Reproduce each line bearing the word "خالد".

- - - - - - -

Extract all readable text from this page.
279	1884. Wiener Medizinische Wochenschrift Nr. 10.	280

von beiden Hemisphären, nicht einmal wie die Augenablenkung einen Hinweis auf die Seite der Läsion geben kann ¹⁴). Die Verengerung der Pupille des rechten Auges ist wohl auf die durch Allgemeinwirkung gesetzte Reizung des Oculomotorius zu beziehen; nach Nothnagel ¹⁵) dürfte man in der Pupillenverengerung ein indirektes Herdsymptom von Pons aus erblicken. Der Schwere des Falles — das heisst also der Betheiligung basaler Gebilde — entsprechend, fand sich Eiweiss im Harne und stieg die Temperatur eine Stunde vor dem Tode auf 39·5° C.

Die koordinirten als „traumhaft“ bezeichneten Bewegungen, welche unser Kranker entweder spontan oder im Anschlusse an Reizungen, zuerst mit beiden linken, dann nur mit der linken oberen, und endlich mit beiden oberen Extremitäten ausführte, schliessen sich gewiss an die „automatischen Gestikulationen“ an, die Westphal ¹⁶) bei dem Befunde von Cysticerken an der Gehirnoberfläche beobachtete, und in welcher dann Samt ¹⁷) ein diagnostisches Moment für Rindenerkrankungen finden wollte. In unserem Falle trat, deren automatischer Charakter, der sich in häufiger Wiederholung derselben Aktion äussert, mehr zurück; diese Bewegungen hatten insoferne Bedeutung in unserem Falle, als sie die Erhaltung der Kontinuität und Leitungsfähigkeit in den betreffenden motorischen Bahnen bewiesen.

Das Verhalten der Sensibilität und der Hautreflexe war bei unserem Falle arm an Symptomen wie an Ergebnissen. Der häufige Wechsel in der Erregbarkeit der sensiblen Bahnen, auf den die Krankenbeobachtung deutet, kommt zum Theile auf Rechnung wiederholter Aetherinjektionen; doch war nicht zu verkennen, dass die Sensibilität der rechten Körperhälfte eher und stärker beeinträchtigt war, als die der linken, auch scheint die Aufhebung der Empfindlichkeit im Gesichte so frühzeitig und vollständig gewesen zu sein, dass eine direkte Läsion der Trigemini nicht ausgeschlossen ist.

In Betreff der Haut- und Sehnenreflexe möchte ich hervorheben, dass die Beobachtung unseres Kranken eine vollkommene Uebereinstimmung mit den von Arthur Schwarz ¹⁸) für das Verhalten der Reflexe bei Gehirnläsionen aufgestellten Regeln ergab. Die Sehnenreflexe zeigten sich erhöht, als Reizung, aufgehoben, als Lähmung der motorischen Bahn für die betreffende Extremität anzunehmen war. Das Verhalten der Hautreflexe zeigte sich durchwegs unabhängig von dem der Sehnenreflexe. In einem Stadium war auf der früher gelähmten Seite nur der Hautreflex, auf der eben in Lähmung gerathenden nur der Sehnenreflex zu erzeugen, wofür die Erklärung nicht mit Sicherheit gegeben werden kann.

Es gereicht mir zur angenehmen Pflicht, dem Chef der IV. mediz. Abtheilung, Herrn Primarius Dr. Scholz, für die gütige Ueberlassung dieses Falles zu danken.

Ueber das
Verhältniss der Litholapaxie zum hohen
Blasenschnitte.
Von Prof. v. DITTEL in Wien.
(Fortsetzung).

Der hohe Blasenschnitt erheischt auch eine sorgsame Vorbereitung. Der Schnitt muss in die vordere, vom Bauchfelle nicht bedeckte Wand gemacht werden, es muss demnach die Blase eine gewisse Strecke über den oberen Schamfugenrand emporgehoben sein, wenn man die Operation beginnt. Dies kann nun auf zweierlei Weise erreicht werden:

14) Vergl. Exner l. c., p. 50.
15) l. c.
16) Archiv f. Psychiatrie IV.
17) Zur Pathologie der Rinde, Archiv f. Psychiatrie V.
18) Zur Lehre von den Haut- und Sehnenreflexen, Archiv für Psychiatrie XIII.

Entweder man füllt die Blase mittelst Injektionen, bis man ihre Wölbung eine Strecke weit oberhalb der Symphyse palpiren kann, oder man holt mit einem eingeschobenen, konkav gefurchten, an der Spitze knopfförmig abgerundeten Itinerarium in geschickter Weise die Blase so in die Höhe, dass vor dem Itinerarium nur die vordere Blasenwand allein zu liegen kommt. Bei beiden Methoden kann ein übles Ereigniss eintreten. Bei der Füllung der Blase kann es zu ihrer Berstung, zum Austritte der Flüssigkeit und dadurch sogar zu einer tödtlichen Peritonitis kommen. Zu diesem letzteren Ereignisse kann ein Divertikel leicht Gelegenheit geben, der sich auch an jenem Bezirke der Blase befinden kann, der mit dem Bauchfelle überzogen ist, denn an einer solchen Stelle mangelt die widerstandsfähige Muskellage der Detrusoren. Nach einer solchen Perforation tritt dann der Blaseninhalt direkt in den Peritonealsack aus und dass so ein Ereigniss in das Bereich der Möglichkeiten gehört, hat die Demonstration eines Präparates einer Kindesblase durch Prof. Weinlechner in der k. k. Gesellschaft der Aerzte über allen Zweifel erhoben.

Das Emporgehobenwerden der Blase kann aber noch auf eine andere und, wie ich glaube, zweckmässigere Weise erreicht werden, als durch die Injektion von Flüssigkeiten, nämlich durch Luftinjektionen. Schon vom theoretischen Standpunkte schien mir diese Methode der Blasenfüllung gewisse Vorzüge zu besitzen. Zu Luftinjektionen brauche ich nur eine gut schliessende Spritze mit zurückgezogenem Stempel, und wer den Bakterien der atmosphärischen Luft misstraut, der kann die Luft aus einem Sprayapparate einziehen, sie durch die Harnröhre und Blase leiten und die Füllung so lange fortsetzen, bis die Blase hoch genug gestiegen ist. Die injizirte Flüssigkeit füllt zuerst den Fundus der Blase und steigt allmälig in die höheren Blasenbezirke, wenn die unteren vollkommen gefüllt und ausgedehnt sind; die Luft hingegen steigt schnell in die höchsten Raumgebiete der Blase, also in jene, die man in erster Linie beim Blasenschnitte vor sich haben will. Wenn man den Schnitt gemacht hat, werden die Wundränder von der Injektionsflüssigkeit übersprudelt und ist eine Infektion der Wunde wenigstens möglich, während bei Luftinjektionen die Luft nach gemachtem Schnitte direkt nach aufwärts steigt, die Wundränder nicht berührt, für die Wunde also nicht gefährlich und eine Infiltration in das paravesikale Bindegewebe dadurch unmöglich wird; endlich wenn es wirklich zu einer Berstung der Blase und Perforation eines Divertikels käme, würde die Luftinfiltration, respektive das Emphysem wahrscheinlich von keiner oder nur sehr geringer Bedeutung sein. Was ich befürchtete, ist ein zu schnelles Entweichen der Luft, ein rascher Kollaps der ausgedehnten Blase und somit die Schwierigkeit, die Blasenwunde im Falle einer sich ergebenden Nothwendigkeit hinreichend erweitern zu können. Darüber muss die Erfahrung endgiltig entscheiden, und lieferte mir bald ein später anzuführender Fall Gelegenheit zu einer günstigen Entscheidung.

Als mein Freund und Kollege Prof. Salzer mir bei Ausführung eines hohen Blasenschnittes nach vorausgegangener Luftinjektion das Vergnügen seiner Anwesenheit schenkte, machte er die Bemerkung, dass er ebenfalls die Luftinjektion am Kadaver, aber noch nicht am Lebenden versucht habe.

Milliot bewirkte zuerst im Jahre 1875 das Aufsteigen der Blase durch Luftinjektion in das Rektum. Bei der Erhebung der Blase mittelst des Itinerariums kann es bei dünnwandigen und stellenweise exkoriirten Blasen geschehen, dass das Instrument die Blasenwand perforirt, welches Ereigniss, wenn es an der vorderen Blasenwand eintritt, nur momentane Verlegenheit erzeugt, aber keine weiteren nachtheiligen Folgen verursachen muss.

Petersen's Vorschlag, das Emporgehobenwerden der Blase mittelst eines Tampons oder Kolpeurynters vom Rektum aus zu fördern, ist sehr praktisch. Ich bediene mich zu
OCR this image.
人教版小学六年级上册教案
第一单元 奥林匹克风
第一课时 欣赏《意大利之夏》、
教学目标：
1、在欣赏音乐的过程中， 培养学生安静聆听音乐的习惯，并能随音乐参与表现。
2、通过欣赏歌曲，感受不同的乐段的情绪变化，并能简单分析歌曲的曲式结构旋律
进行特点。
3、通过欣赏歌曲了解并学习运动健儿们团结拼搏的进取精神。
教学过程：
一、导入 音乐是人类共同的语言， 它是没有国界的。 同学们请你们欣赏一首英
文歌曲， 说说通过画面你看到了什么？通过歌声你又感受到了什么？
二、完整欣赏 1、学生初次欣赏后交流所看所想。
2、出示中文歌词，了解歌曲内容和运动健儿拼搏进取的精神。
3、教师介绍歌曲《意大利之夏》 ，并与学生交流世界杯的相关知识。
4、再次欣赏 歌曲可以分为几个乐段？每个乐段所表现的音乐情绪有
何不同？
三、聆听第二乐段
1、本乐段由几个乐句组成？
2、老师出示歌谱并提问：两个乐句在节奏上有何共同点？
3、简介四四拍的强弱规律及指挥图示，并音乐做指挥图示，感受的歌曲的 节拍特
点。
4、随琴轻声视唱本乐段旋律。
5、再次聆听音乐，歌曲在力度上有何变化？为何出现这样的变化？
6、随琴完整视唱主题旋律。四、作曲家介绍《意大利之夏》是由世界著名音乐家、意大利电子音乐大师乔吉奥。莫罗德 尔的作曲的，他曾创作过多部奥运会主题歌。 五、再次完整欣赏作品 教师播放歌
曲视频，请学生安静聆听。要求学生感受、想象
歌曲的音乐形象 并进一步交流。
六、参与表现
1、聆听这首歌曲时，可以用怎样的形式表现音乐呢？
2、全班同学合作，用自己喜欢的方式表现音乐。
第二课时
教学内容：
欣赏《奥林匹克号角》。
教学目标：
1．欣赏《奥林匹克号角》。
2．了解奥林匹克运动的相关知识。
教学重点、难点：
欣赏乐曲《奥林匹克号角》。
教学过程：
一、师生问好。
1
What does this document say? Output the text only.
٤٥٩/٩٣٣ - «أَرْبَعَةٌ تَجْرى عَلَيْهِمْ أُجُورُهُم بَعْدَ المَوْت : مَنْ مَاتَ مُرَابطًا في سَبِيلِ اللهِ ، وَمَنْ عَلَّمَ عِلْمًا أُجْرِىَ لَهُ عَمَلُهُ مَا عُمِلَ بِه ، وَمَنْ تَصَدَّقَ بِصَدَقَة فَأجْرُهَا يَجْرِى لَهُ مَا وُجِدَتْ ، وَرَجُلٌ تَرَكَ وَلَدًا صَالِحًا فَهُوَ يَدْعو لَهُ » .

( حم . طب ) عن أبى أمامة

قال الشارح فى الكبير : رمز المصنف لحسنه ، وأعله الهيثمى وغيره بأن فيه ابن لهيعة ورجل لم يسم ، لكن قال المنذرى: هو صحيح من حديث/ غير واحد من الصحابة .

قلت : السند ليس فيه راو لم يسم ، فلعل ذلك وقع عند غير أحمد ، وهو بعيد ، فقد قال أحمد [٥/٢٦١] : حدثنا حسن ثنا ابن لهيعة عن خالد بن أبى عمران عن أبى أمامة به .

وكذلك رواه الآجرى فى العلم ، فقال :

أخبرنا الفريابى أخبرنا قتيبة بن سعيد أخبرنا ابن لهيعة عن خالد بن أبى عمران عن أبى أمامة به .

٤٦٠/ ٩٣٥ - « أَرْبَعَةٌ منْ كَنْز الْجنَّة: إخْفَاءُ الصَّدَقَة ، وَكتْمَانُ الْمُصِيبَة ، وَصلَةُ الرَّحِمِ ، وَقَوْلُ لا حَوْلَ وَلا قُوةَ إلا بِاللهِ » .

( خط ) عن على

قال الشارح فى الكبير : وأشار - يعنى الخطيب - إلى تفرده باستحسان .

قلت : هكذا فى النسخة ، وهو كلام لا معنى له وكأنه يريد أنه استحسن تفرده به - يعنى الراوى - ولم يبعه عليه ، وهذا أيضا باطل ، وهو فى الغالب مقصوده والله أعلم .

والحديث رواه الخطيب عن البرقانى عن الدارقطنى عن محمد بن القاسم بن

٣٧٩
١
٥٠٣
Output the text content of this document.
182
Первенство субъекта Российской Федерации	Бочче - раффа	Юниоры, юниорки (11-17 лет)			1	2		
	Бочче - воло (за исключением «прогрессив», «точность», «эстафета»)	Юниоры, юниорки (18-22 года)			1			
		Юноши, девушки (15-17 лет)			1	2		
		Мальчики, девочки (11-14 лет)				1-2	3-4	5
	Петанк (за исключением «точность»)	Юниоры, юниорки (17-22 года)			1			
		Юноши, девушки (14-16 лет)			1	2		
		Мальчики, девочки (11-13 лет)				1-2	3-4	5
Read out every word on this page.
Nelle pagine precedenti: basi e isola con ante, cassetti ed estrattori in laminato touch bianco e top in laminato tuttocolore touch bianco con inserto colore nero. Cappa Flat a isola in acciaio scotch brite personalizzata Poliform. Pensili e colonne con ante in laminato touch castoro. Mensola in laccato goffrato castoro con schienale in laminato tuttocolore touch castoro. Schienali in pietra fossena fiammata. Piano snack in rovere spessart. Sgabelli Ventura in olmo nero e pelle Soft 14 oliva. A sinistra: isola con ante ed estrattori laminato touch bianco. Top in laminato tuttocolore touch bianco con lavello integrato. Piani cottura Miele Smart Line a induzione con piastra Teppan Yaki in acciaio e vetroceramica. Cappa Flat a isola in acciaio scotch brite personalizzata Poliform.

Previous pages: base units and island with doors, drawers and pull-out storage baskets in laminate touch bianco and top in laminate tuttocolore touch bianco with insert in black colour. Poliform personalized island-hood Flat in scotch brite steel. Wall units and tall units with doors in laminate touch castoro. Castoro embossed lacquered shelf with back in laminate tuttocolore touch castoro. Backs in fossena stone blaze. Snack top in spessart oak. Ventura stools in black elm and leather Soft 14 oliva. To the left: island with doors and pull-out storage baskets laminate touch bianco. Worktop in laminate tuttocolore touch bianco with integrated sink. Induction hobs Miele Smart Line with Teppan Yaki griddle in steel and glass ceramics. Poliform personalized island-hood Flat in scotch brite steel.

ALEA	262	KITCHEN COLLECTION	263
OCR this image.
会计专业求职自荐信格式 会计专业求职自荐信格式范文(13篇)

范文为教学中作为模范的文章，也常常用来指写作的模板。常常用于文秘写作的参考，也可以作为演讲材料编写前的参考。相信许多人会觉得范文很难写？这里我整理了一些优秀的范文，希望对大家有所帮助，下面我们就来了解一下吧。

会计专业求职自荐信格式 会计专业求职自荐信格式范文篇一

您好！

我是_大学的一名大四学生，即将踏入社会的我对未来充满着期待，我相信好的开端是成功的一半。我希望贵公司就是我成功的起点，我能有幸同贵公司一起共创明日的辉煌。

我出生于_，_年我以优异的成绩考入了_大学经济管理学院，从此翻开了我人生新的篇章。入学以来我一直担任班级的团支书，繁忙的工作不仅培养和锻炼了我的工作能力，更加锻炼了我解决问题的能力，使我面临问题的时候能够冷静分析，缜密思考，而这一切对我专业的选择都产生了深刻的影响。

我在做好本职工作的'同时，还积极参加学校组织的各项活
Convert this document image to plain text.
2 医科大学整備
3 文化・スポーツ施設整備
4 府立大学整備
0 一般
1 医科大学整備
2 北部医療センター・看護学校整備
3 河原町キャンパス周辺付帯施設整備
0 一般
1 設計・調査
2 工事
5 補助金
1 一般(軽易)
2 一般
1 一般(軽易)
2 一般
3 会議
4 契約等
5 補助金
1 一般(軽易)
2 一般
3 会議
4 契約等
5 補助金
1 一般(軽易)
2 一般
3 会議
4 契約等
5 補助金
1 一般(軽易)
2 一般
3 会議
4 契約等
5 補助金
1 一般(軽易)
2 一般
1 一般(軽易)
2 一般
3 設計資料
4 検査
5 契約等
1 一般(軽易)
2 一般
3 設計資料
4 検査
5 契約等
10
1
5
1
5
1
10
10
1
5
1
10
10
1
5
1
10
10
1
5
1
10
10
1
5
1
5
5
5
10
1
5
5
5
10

- - - - - - -

▸ Solution to this exercise:
قلت : السند ليس فيه راو لم يسم ، فلعل ذلك وقع عند غير أحمد ، وهو بعيد ، فقد قال أحمد [٥/٢٦١] : حدثنا حسن ثنا ابن لهيعة عن خالد بن أبى عمران عن أبى أمامة به .
أخبرنا الفريابى أخبرنا قتيبة بن سعيد أخبرنا ابن لهيعة عن خالد بن أبى عمران عن أبى أمامة به .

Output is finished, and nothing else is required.